Request:
Extract each line containing the string "Élevage".

Data for processing:

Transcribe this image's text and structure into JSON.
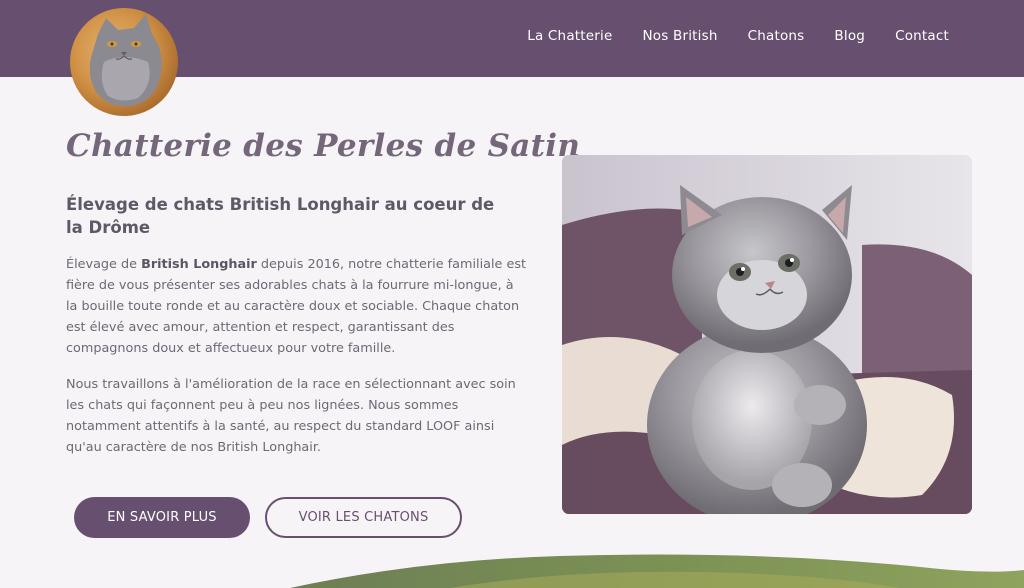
{
  "nav": {
    "items": [
      {
        "label": "La Chatterie"
      },
      {
        "label": "Nos British"
      },
      {
        "label": "Chatons"
      },
      {
        "label": "Blog"
      },
      {
        "label": "Contact"
      }
    ]
  },
  "hero": {
    "title": "Chatterie des Perles de Satin",
    "subtitle": "Élevage de chats British Longhair au coeur de la Drôme",
    "p1_before": "Élevage de ",
    "p1_bold": "British Longhair",
    "p1_after": " depuis 2016, notre chatterie familiale est fière de vous présenter ses adorables chats à la fourrure mi-longue, à la bouille toute ronde et au caractère doux et sociable. Chaque chaton est élevé avec amour, attention et respect, garantissant des compagnons doux et affectueux pour votre famille.",
    "p2": "Nous travaillons à l'amélioration de la race en sélectionnant avec soin les chats qui façonnent peu à peu nos lignées. Nous sommes notamment attentifs à la santé, au respect du standard LOOF ainsi qu'au caractère de nos British Longhair.",
    "btn_primary": "EN SAVOIR PLUS",
    "btn_secondary": "VOIR LES CHATONS"
  },
  "colors": {
    "brand": "#67506f",
    "background": "#f7f4f8",
    "logo_moon": "#d19a52"
  },
  "icons": {
    "logo": "cat-moon-logo",
    "photo": "grey-kitten-photo"
  }
}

The answer:
    "subtitle": "Élevage de chats British Longhair au coeur de la Drôme",
    "p1_before": "Élevage de ",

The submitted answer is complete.